▸ Saved entries:

>> START

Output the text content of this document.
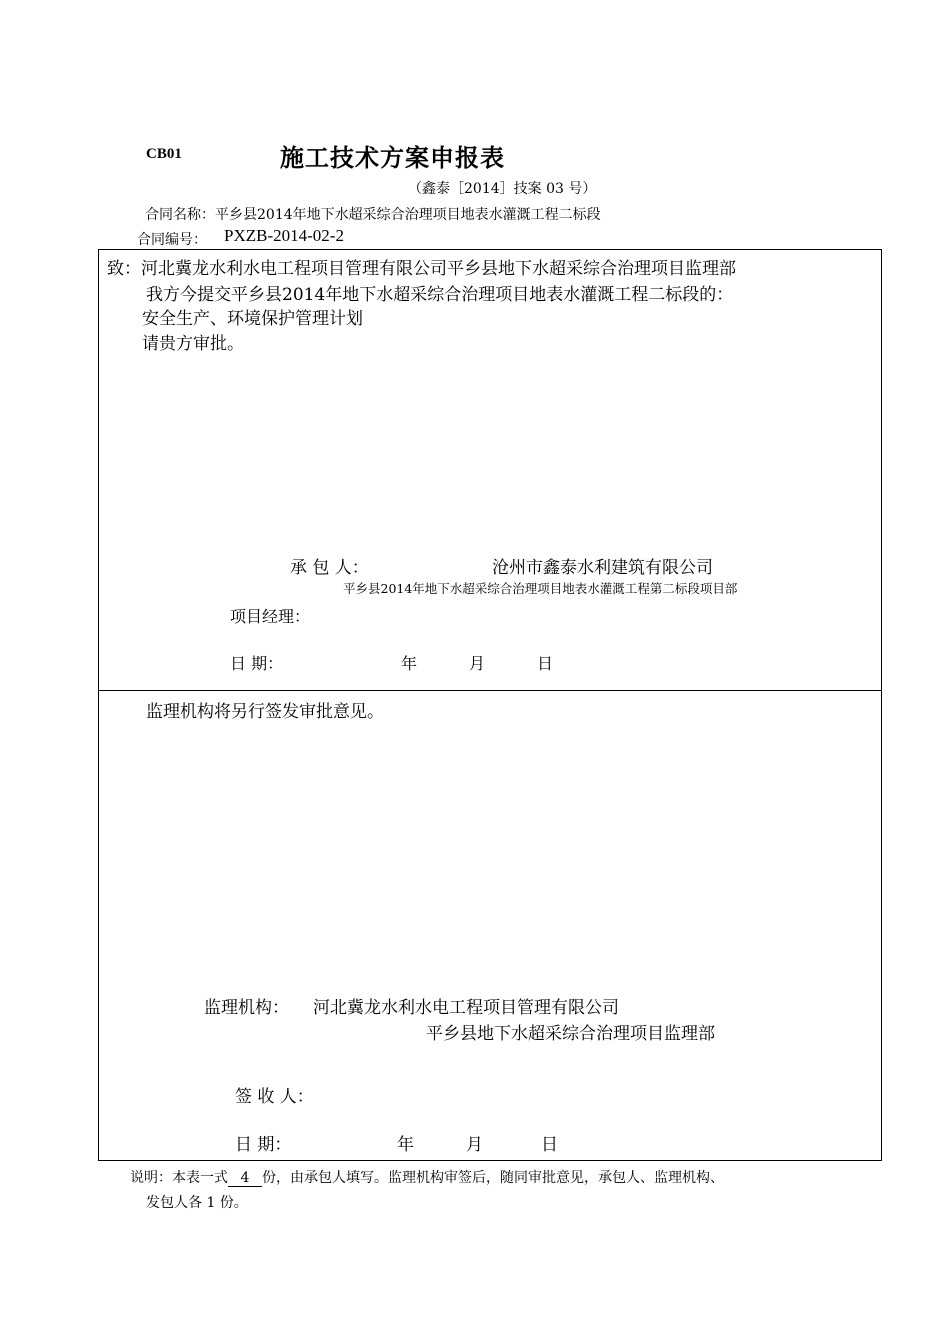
CB01	施工技术方案申报表
（鑫泰［2014］技案 03 号）
合同名称：平乡县2014年地下水超采综合治理项目地表水灌溉工程二标段
合同编号： PXZB-2014-02-2
致：河北冀龙水利水电工程项目管理有限公司平乡县地下水超采综合治理项目监理部
我方今提交平乡县2014年地下水超采综合治理项目地表水灌溉工程二标段的：
安全生产、环境保护管理计划
请贵方审批。
承 包 人：	沧州市鑫泰水利建筑有限公司
平乡县2014年地下水超采综合治理项目地表水灌溉工程第二标段项目部
项目经理：
日 期：	年	月	日
监理机构将另行签发审批意见。
监理机构： 河北冀龙水利水电工程项目管理有限公司
平乡县地下水超采综合治理项目监理部
签 收 人：
日 期：	年	月	日
说明：本表一式 4 份，由承包人填写。监理机构审签后，随同审批意见，承包人、监理机构、
发包人各 1 份。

>> END

▸ Exercise: Quote the material exactly. Pictures stay out.

▸ Finished exercise:
Output the text content of this document.
CB01	施工技术方案申报表
（鑫泰［2014］技案 03 号）
合同名称：平乡县2014年地下水超采综合治理项目地表水灌溉工程二标段
合同编号： PXZB-2014-02-2
致：河北冀龙水利水电工程项目管理有限公司平乡县地下水超采综合治理项目监理部
我方今提交平乡县2014年地下水超采综合治理项目地表水灌溉工程二标段的：
安全生产、环境保护管理计划
请贵方审批。
承 包 人：	沧州市鑫泰水利建筑有限公司
平乡县2014年地下水超采综合治理项目地表水灌溉工程第二标段项目部
项目经理：
日 期：	年	月	日
监理机构将另行签发审批意见。
监理机构： 河北冀龙水利水电工程项目管理有限公司
平乡县地下水超采综合治理项目监理部
签 收 人：
日 期：	年	月	日
说明：本表一式 4 份，由承包人填写。监理机构审签后，随同审批意见，承包人、监理机构、
发包人各 1 份。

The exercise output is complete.